— START GIVEN RECORDS —

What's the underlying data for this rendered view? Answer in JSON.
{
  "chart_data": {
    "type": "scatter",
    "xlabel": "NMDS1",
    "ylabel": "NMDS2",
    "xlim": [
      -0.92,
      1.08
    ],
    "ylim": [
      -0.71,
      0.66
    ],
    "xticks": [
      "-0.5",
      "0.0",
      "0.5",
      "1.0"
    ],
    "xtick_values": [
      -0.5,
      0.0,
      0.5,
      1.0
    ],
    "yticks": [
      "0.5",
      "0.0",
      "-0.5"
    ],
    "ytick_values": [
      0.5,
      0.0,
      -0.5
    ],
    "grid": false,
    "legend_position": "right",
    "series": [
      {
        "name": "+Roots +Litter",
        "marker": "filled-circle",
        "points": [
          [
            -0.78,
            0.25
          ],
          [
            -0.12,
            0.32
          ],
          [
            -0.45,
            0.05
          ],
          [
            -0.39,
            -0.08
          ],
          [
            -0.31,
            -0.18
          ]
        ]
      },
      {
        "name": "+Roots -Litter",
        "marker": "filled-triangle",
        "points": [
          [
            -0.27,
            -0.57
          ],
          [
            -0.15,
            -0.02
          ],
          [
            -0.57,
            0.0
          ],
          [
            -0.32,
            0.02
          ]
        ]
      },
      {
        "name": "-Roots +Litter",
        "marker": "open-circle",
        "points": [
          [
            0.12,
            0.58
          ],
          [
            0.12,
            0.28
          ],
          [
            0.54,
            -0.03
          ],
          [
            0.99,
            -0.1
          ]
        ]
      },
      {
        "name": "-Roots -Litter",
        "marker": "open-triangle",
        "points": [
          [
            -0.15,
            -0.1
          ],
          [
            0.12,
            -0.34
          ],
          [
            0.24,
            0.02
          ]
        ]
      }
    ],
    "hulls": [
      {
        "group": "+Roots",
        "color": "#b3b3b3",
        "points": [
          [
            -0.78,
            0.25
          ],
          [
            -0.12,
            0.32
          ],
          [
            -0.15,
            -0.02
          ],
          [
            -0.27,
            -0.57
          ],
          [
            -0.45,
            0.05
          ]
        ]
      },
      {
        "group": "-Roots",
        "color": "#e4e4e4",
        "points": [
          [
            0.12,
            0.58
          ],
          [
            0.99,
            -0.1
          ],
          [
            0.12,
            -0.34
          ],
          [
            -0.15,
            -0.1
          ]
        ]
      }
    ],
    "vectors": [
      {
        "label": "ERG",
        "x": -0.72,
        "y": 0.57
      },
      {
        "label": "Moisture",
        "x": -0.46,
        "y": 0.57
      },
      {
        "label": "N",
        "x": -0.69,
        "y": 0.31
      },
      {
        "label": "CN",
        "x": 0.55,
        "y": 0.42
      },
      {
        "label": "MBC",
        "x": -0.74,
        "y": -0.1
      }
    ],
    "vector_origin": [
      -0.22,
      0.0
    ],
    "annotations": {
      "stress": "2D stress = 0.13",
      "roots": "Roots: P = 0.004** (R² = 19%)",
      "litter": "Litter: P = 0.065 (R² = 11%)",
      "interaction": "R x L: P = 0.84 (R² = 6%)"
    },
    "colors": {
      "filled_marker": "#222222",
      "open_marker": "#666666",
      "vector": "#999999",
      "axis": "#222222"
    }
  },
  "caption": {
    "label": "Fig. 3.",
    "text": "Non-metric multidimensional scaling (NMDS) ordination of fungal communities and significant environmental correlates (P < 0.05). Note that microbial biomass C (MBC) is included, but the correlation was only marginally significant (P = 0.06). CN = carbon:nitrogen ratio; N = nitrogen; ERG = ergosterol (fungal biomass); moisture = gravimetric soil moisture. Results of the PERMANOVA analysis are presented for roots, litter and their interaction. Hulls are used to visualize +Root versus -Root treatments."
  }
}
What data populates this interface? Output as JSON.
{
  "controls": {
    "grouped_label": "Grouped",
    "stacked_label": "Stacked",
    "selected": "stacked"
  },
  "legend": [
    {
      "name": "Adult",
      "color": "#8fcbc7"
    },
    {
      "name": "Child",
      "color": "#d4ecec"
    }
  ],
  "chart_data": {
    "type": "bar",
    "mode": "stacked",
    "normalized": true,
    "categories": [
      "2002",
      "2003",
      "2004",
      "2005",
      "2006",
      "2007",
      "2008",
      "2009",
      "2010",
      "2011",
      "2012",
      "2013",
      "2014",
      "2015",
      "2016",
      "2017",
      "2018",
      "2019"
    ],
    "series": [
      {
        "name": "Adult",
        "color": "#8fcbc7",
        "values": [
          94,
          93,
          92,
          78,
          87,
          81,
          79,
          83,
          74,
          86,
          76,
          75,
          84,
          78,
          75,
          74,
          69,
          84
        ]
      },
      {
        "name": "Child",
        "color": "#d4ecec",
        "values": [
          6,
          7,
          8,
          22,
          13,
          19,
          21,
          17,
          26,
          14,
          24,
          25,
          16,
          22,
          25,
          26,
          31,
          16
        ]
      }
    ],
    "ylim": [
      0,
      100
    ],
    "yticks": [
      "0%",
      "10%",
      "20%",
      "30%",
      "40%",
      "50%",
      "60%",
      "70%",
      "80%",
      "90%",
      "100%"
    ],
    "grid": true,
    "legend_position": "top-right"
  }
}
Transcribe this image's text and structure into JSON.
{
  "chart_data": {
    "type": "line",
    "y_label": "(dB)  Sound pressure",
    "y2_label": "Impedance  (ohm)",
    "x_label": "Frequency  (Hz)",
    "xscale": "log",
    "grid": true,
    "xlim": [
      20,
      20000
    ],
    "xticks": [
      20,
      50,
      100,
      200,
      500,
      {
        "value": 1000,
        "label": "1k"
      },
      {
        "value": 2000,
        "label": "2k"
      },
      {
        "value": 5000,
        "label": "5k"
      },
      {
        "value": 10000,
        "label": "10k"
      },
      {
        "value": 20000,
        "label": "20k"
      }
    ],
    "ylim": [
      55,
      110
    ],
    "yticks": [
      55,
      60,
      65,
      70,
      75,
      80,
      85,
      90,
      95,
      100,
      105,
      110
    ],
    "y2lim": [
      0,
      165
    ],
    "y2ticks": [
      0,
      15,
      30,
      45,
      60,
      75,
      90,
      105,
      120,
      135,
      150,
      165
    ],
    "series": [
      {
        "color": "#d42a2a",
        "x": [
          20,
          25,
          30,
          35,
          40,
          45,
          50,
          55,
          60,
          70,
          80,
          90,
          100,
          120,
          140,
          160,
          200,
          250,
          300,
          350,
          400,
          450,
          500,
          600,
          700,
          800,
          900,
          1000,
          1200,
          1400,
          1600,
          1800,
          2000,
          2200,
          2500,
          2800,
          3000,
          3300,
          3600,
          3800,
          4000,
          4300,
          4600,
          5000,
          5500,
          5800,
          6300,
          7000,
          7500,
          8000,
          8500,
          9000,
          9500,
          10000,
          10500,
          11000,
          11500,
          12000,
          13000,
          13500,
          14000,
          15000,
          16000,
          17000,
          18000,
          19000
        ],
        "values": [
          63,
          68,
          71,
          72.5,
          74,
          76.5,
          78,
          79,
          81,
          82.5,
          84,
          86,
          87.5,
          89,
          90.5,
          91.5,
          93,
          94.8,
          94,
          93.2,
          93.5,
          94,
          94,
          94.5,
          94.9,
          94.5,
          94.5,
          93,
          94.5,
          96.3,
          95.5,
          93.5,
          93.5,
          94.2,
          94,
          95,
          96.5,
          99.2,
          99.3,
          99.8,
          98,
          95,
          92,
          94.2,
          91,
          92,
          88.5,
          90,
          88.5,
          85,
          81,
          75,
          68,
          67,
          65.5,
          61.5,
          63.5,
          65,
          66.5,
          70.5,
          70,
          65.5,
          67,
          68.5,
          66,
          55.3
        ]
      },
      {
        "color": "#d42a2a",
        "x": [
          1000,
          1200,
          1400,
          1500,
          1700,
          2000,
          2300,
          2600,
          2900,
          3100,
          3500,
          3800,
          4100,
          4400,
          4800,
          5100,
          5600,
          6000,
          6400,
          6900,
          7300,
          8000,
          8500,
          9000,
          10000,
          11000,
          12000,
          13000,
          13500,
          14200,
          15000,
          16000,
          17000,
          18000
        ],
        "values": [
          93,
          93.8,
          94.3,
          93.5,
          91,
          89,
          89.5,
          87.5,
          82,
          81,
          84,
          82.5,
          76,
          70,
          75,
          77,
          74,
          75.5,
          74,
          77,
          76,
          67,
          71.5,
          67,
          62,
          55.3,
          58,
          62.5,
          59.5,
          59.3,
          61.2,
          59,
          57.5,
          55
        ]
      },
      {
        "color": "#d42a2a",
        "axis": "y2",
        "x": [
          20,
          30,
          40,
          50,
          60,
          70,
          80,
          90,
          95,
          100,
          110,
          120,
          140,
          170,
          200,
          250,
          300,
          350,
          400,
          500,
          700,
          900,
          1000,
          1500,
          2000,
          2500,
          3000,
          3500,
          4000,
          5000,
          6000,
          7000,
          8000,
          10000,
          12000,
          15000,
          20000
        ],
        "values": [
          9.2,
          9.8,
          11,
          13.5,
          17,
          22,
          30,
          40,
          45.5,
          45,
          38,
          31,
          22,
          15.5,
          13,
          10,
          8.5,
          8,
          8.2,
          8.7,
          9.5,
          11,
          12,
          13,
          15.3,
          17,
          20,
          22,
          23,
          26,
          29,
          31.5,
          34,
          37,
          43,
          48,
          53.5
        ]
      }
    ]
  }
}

— END GIVEN RECORDS —

- _THE PROBLEM_: Show all lines above holding "name".

- _REPLY_:
        "name": "+Roots +Litter",
        "name": "+Roots -Litter",
        "name": "-Roots +Litter",
        "name": "-Roots -Litter",
      "name": "Adult",
      "name": "Child",
        "name": "Adult",
        "name": "Child",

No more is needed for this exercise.